### WORK TO BE COMPLETED
All records must be quoted exactly. Omit the pictures.

### DATA ROWS
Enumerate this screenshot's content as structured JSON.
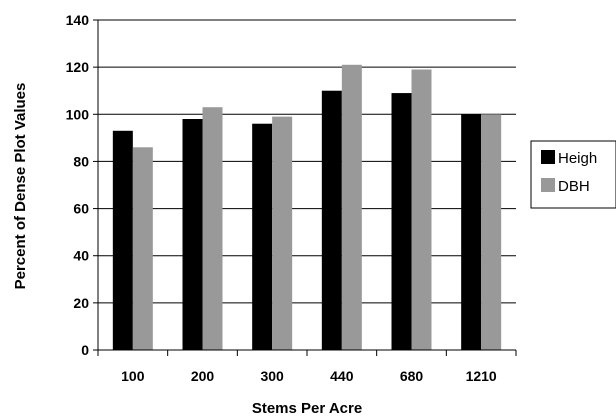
{
  "chart_data": {
    "type": "bar",
    "title": "",
    "xlabel": "Stems Per Acre",
    "ylabel": "Percent of Dense Plot Values",
    "categories": [
      "100",
      "200",
      "300",
      "440",
      "680",
      "1210"
    ],
    "ylim": [
      0,
      140
    ],
    "yticks": [
      0,
      20,
      40,
      60,
      80,
      100,
      120,
      140
    ],
    "grid": true,
    "legend_position": "right",
    "series": [
      {
        "name": "Heigh",
        "color": "#000000",
        "values": [
          93,
          98,
          96,
          110,
          109,
          100
        ]
      },
      {
        "name": "DBH",
        "color": "#999999",
        "values": [
          86,
          103,
          99,
          121,
          119,
          100
        ]
      }
    ]
  }
}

### CORRECT ANSWER
Enumerate this screenshot's content as structured JSON.
{
  "chart_data": {
    "type": "bar",
    "title": "",
    "xlabel": "Stems Per Acre",
    "ylabel": "Percent of Dense Plot Values",
    "categories": [
      "100",
      "200",
      "300",
      "440",
      "680",
      "1210"
    ],
    "ylim": [
      0,
      140
    ],
    "yticks": [
      0,
      20,
      40,
      60,
      80,
      100,
      120,
      140
    ],
    "grid": true,
    "legend_position": "right",
    "series": [
      {
        "name": "Heigh",
        "color": "#000000",
        "values": [
          93,
          98,
          96,
          110,
          109,
          100
        ]
      },
      {
        "name": "DBH",
        "color": "#999999",
        "values": [
          86,
          103,
          99,
          121,
          119,
          100
        ]
      }
    ]
  }
}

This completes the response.